> _To do_: Recast the listing below as a JSON list of strings, one string per line and no blank lines. Cover only the lines from the start of the listing through the line containing "693, 125, 707]", with that line included.

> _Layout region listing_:
+++

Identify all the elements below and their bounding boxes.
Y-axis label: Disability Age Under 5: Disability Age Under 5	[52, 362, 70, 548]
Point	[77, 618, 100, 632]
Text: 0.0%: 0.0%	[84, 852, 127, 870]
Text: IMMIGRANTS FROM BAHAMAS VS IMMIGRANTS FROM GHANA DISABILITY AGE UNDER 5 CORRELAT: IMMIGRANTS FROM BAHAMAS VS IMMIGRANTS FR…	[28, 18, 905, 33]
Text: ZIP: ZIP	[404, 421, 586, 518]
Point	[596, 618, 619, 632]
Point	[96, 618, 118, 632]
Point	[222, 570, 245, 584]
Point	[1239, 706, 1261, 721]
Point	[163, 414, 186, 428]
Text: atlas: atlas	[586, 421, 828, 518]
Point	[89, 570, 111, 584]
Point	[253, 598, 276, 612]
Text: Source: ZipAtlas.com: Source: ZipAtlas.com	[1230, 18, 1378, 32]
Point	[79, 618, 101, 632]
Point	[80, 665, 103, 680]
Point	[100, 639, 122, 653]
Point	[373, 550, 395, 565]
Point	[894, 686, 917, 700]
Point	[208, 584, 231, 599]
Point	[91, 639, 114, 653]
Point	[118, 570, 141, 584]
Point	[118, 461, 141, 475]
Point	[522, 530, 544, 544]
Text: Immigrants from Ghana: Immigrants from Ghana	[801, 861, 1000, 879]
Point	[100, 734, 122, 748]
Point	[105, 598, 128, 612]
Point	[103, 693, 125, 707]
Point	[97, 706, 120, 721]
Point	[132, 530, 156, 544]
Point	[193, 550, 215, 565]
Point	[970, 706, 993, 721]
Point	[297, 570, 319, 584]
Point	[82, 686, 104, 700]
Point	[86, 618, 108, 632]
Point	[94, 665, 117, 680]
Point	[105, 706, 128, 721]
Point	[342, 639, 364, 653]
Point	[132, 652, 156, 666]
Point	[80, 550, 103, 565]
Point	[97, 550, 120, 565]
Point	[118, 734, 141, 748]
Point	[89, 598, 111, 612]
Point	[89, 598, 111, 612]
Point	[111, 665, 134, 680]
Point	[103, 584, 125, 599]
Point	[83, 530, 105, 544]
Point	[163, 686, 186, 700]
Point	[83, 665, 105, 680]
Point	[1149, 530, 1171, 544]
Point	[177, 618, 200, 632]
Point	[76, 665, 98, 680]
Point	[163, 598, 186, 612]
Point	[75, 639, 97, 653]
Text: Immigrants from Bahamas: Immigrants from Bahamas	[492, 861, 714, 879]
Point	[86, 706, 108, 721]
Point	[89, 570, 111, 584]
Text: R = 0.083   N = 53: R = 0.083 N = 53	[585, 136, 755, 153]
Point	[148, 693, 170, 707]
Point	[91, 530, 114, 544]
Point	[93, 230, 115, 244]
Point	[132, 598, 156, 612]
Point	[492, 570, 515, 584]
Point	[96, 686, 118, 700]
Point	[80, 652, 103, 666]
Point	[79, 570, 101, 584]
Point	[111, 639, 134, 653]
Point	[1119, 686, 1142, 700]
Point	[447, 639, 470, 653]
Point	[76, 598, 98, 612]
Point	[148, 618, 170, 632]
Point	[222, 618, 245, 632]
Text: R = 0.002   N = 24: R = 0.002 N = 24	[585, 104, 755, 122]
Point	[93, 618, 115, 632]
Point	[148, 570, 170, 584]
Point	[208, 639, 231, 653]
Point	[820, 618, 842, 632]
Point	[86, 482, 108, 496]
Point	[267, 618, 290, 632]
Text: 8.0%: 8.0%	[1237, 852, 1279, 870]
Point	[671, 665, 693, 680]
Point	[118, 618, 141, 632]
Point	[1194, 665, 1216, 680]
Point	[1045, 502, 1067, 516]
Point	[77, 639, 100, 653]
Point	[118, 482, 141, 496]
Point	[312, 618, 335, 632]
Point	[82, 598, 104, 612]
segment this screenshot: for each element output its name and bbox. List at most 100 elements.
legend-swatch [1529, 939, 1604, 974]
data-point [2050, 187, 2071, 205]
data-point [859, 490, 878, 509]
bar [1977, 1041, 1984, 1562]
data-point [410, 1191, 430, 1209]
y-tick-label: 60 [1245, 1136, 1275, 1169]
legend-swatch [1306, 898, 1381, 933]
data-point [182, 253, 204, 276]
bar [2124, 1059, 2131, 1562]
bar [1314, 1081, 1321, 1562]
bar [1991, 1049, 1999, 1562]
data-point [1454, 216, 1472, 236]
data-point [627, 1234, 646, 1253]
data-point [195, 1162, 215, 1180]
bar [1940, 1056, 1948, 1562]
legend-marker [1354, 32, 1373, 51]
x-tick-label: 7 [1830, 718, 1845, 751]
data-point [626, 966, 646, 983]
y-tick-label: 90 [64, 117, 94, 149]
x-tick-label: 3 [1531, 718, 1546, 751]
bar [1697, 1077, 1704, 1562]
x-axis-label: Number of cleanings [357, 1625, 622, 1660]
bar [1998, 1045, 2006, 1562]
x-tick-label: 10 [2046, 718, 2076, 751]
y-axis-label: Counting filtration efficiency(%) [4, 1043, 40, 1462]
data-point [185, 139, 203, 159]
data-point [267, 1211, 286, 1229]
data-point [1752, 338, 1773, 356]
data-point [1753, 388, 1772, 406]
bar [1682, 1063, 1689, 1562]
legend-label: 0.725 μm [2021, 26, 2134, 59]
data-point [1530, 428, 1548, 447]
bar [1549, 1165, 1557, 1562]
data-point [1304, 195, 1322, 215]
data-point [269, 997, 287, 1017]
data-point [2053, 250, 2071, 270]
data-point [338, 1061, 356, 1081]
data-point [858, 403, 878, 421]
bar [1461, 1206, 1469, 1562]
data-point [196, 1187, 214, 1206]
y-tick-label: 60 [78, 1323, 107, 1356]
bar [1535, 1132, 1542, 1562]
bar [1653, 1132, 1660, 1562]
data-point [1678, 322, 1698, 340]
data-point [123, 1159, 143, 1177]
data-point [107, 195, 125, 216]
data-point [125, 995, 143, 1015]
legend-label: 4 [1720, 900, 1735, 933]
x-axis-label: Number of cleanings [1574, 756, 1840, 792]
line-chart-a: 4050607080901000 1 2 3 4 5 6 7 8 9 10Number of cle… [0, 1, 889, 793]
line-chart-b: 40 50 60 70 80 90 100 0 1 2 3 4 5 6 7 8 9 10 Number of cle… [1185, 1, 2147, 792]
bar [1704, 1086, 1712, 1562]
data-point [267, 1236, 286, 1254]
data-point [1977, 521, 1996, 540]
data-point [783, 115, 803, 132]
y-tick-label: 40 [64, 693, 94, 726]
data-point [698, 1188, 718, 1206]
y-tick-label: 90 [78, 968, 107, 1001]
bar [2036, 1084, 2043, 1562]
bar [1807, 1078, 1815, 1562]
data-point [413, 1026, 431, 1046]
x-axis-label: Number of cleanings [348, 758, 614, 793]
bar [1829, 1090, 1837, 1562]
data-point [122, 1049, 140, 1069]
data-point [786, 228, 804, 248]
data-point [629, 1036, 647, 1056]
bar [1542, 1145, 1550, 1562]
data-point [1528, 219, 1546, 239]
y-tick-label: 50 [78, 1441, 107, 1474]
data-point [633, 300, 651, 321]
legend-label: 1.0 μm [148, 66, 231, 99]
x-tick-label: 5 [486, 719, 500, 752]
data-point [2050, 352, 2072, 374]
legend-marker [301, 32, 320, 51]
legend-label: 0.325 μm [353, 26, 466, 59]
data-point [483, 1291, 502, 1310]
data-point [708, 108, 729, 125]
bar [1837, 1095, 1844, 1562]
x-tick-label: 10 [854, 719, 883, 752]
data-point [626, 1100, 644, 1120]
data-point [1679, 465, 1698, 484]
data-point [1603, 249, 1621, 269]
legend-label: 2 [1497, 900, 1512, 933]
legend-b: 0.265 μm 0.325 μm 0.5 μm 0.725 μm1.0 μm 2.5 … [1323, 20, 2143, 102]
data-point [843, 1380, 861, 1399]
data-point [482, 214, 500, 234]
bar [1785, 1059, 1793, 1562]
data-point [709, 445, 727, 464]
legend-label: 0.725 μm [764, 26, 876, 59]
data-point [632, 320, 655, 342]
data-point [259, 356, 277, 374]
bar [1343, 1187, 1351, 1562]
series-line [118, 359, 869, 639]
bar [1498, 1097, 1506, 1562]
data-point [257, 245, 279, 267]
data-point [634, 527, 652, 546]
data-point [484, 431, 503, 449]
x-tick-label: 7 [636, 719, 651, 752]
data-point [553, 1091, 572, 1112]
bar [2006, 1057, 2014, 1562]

+++

> _In response_:
[
  "Identify all the elements below and their bounding boxes.",
  "Y-axis label: Disability Age Under 5: Disability Age Under 5\t[52, 362, 70, 548]",
  "Point\t[77, 618, 100, 632]",
  "Text: 0.0%: 0.0%\t[84, 852, 127, 870]",
  "Text: IMMIGRANTS FROM BAHAMAS VS IMMIGRANTS FROM GHANA DISABILITY AGE UNDER 5 CORRELAT: IMMIGRANTS FROM BAHAMAS VS IMMIGRANTS FR…\t[28, 18, 905, 33]",
  "Text: ZIP: ZIP\t[404, 421, 586, 518]",
  "Point\t[596, 618, 619, 632]",
  "Point\t[96, 618, 118, 632]",
  "Point\t[222, 570, 245, 584]",
  "Point\t[1239, 706, 1261, 721]",
  "Point\t[163, 414, 186, 428]",
  "Text: atlas: atlas\t[586, 421, 828, 518]",
  "Point\t[89, 570, 111, 584]",
  "Point\t[253, 598, 276, 612]",
  "Text: Source: ZipAtlas.com: Source: ZipAtlas.com\t[1230, 18, 1378, 32]",
  "Point\t[79, 618, 101, 632]",
  "Point\t[80, 665, 103, 680]",
  "Point\t[100, 639, 122, 653]",
  "Point\t[373, 550, 395, 565]",
  "Point\t[894, 686, 917, 700]",
  "Point\t[208, 584, 231, 599]",
  "Point\t[91, 639, 114, 653]",
  "Point\t[118, 570, 141, 584]",
  "Point\t[118, 461, 141, 475]",
  "Point\t[522, 530, 544, 544]",
  "Text: Immigrants from Ghana: Immigrants from Ghana\t[801, 861, 1000, 879]",
  "Point\t[100, 734, 122, 748]",
  "Point\t[105, 598, 128, 612]",
  "Point\t[103, 693, 125, 707]"
]